(Dataset entries on figures)
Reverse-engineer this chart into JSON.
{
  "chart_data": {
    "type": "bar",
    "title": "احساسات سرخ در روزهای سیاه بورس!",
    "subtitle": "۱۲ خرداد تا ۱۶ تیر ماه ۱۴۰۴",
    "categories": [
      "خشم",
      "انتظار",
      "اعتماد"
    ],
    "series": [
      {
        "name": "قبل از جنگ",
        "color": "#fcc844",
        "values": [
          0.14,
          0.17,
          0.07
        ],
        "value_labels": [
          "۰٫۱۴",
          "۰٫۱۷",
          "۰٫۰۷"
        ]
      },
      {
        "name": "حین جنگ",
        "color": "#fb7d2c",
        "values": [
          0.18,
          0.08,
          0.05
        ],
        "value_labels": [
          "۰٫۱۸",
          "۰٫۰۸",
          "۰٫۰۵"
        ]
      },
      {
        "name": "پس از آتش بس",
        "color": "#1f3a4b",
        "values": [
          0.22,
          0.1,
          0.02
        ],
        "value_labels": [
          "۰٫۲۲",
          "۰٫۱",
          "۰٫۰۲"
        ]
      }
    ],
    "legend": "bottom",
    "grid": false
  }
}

...

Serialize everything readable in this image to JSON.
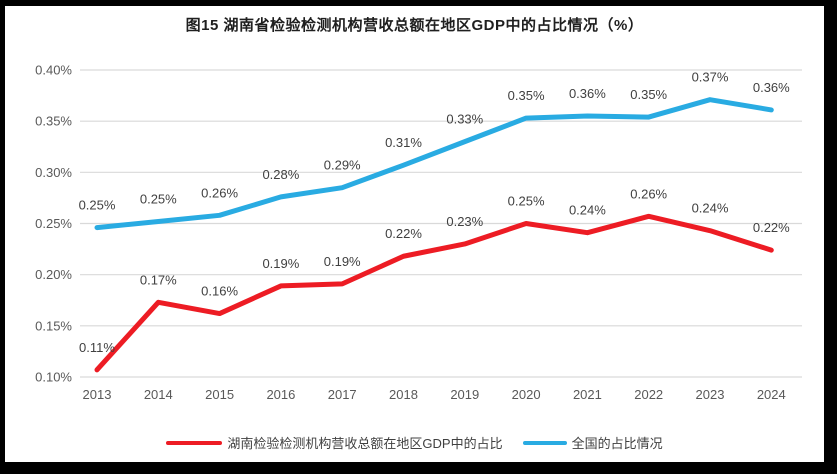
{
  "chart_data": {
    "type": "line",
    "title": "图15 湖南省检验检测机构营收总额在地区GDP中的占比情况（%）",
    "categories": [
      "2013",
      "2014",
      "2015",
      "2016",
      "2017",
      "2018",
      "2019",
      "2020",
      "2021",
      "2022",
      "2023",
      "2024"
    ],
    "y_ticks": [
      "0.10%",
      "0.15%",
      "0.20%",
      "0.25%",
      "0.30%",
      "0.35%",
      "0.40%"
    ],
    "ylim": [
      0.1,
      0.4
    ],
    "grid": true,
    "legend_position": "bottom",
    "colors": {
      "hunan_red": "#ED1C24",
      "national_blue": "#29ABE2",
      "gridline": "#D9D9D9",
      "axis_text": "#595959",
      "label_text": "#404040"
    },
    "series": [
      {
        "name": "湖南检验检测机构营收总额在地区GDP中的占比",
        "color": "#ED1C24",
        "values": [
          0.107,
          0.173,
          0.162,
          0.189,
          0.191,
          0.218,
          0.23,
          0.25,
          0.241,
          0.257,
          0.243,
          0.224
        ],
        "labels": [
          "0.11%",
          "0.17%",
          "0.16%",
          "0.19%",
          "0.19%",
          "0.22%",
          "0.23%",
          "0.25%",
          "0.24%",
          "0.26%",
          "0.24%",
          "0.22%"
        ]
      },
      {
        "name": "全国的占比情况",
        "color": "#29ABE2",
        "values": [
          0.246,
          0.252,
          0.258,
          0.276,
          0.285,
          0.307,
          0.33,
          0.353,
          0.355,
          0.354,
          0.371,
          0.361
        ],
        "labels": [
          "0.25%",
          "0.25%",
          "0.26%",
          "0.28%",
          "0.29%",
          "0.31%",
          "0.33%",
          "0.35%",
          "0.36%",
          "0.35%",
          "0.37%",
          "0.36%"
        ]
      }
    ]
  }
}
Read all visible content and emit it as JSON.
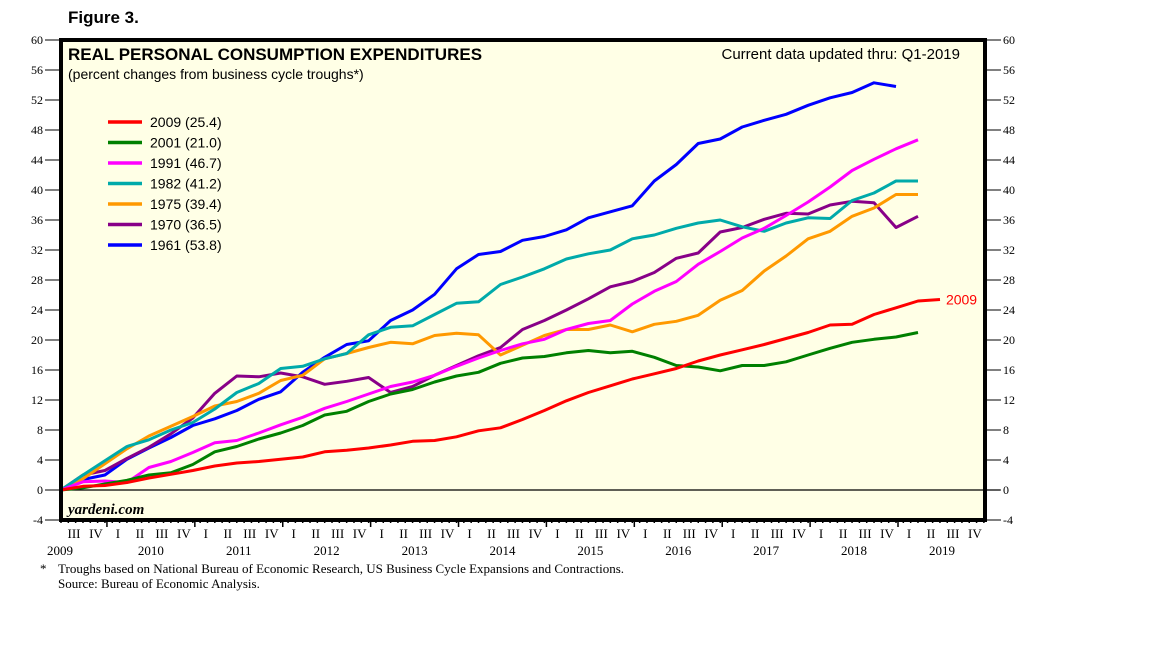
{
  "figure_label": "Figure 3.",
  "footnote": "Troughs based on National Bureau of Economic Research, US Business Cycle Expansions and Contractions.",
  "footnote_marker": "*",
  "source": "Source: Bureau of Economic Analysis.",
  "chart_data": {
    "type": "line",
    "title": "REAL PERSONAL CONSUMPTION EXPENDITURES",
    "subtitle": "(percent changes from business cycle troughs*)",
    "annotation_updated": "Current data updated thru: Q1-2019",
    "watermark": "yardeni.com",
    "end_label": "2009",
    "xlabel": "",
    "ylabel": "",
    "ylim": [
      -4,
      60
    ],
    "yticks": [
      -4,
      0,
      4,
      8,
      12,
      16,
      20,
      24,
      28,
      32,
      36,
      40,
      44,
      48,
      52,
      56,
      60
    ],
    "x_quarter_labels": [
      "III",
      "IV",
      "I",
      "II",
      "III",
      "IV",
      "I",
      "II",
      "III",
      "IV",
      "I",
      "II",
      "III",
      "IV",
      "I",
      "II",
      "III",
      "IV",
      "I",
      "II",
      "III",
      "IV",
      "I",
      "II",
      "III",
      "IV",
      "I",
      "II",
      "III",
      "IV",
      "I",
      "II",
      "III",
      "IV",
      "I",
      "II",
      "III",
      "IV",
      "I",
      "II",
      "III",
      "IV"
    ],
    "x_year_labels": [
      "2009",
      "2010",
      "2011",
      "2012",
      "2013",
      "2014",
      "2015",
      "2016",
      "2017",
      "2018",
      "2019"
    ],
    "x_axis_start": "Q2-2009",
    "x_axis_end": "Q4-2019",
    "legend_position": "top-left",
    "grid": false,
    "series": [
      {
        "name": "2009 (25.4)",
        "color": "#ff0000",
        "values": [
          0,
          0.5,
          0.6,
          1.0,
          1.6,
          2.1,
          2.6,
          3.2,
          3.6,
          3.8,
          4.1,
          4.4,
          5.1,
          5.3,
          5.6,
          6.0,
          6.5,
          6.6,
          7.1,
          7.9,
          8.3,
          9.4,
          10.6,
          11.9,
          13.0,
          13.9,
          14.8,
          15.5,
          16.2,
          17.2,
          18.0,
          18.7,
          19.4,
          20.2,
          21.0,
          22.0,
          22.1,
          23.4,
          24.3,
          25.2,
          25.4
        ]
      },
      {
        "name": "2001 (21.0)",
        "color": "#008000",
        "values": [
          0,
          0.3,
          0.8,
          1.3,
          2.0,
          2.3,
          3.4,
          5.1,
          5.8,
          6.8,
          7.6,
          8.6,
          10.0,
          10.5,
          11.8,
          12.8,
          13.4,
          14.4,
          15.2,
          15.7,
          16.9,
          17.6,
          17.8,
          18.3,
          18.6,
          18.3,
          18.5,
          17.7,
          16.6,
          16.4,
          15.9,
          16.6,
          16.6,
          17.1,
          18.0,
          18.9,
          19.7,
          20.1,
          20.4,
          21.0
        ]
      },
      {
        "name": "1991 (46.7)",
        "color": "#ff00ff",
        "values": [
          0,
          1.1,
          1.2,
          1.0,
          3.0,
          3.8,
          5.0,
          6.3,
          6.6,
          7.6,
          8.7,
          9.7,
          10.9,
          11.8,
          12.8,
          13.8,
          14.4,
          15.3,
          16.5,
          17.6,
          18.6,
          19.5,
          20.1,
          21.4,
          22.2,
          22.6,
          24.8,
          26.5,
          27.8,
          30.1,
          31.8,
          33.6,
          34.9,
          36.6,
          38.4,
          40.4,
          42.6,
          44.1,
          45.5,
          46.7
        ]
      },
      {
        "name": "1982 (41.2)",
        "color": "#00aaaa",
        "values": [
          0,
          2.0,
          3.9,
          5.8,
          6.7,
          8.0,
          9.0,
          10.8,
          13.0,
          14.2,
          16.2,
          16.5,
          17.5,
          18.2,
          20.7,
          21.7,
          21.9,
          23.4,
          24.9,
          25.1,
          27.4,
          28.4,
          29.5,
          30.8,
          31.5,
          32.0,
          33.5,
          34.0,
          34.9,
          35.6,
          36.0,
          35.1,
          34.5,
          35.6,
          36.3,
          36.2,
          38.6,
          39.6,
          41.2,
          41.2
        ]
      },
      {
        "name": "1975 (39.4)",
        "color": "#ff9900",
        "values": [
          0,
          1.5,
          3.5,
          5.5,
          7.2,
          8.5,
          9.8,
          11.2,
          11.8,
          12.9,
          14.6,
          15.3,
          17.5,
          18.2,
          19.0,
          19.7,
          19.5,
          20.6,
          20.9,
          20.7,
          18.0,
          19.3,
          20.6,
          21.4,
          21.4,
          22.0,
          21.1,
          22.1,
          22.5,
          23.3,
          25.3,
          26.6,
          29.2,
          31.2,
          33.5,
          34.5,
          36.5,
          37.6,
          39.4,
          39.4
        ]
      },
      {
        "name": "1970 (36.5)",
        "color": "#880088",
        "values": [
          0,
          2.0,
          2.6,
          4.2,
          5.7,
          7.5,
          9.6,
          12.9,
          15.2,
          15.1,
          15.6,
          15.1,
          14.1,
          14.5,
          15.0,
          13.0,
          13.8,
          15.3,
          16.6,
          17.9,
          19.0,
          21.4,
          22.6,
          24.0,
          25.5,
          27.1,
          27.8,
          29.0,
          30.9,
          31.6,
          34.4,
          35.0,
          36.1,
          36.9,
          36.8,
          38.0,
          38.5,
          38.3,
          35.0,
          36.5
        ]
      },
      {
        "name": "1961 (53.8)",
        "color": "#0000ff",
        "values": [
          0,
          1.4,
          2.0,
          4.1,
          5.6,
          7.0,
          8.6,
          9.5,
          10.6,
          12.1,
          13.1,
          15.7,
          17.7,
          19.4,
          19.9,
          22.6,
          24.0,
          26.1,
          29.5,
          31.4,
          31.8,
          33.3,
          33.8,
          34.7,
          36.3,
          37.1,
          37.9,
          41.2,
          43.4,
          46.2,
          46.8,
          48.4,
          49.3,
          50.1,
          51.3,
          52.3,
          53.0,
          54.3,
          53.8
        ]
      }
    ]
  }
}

GIVEN EXERCISE: Identify every line above with the string "this" in it. Copy those lines.

CORRECT RESULT:
Reverse-engineer this chart into JSON.
Serialize everything readable in this image to JSON.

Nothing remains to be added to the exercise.